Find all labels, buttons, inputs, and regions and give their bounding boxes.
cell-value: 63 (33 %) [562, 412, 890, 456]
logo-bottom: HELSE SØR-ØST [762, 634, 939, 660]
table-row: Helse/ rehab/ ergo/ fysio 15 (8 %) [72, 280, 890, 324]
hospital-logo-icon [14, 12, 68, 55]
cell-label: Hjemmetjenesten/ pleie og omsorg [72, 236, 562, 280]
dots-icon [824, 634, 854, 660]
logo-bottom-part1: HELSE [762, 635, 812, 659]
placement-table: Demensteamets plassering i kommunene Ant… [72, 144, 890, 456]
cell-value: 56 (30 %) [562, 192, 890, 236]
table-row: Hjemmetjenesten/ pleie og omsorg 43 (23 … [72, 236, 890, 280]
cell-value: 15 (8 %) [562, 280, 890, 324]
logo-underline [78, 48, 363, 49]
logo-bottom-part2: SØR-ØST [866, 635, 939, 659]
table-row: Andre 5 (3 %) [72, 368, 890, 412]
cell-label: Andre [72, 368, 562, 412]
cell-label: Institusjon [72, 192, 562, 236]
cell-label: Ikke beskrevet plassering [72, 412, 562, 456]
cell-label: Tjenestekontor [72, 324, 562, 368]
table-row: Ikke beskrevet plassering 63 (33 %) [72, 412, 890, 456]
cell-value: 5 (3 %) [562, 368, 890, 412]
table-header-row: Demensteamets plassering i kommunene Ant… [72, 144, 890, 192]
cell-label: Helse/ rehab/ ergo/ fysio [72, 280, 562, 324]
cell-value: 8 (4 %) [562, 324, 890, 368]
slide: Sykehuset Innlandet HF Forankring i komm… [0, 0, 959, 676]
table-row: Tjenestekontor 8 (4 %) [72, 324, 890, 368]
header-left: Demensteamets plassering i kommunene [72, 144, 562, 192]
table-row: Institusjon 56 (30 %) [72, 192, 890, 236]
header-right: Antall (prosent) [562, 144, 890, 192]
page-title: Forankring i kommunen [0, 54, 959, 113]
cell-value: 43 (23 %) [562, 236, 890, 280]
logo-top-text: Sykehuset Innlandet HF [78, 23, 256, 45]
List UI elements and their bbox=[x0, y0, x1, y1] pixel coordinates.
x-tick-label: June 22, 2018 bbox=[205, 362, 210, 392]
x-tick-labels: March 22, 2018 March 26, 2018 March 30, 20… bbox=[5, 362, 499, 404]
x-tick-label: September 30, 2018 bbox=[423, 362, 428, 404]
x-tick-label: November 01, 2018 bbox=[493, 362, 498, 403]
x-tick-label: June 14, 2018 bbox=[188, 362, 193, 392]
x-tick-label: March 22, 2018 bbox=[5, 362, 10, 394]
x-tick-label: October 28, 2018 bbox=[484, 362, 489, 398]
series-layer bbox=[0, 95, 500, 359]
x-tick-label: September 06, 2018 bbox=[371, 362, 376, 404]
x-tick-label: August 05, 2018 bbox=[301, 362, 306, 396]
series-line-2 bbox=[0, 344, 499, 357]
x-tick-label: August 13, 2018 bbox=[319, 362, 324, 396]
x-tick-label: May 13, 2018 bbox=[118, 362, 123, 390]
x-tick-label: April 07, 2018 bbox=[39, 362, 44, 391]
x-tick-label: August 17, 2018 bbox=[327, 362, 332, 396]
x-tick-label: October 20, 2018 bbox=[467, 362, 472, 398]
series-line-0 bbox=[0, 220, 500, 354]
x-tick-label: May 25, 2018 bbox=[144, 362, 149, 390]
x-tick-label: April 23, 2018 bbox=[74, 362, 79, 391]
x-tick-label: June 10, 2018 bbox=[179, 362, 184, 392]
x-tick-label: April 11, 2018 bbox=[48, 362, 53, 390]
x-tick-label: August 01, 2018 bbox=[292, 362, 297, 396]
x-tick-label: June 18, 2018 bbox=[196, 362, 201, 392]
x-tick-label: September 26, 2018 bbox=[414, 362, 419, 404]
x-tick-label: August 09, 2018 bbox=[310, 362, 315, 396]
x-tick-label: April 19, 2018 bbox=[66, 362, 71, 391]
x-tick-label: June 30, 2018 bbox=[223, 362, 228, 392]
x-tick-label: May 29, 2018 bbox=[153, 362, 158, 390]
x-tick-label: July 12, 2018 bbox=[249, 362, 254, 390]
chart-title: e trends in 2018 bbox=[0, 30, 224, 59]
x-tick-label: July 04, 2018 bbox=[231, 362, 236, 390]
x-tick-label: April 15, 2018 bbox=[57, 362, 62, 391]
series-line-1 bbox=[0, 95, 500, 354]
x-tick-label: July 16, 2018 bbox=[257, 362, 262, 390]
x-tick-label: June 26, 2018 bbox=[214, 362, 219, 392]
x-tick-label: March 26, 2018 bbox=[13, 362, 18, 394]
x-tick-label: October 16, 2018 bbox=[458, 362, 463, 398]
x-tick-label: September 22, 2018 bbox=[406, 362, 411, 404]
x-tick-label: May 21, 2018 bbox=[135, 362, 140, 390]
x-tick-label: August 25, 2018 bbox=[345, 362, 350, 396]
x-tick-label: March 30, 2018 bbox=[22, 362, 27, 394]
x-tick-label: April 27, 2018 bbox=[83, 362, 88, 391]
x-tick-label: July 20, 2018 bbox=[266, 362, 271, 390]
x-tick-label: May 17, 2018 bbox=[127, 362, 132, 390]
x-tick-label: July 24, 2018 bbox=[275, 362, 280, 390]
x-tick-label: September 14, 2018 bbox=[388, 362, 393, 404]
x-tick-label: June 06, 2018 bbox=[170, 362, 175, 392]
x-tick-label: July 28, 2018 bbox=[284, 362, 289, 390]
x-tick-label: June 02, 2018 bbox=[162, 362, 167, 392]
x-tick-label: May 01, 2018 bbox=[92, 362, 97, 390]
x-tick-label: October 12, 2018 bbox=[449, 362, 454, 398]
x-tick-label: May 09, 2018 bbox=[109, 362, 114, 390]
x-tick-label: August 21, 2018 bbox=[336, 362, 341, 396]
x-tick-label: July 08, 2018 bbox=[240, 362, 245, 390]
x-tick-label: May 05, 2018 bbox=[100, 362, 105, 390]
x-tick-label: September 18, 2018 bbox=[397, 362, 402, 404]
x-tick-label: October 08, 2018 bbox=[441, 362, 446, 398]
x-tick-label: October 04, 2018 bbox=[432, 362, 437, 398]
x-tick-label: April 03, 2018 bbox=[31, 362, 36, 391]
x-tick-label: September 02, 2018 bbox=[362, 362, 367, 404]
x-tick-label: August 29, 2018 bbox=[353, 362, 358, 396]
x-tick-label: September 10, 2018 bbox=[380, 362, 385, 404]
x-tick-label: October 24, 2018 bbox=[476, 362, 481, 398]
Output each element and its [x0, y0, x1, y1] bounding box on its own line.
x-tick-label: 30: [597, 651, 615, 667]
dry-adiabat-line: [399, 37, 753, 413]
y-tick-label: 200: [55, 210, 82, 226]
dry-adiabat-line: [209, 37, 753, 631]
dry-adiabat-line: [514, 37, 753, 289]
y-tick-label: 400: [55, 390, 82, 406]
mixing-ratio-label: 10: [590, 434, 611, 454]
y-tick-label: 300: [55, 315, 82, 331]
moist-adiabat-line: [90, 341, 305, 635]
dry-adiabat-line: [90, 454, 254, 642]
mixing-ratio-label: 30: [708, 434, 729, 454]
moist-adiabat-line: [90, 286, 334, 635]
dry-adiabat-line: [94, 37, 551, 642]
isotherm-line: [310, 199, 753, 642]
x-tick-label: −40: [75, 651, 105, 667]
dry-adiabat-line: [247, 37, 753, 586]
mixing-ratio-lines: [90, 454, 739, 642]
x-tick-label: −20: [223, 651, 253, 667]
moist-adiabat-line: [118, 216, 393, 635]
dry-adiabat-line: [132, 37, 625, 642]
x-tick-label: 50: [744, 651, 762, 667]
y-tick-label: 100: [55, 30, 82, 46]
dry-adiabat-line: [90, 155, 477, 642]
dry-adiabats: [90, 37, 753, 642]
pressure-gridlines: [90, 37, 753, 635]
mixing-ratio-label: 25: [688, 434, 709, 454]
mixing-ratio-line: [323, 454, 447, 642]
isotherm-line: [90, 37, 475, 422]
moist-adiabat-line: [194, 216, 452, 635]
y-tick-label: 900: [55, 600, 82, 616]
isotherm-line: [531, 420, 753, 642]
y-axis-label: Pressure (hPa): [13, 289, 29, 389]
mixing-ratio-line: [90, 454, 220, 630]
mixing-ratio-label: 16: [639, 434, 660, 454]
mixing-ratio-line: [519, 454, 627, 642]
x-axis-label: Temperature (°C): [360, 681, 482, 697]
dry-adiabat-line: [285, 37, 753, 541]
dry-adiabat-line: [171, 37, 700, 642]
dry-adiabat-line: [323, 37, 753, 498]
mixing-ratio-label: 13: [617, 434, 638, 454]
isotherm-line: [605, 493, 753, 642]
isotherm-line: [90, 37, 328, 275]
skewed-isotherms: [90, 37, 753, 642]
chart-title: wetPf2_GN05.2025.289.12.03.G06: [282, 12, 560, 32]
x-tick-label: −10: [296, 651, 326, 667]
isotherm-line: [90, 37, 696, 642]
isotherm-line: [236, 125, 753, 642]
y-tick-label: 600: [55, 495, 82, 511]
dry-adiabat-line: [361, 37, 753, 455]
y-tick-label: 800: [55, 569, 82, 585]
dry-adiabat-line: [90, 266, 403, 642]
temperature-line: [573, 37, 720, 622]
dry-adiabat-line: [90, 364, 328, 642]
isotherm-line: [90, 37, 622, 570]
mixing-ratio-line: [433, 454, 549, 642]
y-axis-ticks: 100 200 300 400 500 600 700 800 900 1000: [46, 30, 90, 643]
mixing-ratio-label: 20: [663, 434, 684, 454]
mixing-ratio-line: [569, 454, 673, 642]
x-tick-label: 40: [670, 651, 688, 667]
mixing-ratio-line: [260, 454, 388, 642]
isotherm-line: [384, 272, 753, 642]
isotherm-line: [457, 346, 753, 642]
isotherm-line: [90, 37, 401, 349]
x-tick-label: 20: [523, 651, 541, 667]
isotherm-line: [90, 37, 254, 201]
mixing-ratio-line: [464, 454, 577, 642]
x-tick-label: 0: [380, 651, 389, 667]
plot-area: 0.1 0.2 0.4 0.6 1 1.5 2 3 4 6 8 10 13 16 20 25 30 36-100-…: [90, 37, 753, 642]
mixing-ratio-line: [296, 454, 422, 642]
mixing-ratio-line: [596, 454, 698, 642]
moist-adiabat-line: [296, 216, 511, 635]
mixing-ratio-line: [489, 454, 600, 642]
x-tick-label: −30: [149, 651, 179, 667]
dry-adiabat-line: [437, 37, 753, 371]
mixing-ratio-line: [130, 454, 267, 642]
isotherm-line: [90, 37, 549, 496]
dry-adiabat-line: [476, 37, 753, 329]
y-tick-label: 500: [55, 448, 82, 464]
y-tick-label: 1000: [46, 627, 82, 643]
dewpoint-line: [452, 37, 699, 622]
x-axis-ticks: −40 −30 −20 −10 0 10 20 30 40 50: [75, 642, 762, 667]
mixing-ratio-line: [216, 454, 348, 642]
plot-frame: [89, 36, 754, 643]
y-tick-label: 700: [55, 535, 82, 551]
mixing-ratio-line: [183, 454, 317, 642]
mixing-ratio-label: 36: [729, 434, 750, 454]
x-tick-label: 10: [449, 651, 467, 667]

· · ·

_Your objective_. Put the entries into a numbered list, starting at the first line and ending with the line that contains "cell-value: 56 (30 %) [562, 192, 890, 236]", both included. Leave out any blank lines.

_Task answer_.
1. Find all labels, buttons, inputs, and regions and give their bounding boxes.
2. cell-value: 63 (33 %) [562, 412, 890, 456]
3. logo-bottom: HELSE SØR-ØST [762, 634, 939, 660]
4. table-row: Helse/ rehab/ ergo/ fysio 15 (8 %) [72, 280, 890, 324]
5. hospital-logo-icon [14, 12, 68, 55]
6. cell-label: Hjemmetjenesten/ pleie og omsorg [72, 236, 562, 280]
7. dots-icon [824, 634, 854, 660]
8. logo-bottom-part1: HELSE [762, 635, 812, 659]
9. placement-table: Demensteamets plassering i kommunene Ant… [72, 144, 890, 456]
10. cell-value: 56 (30 %) [562, 192, 890, 236]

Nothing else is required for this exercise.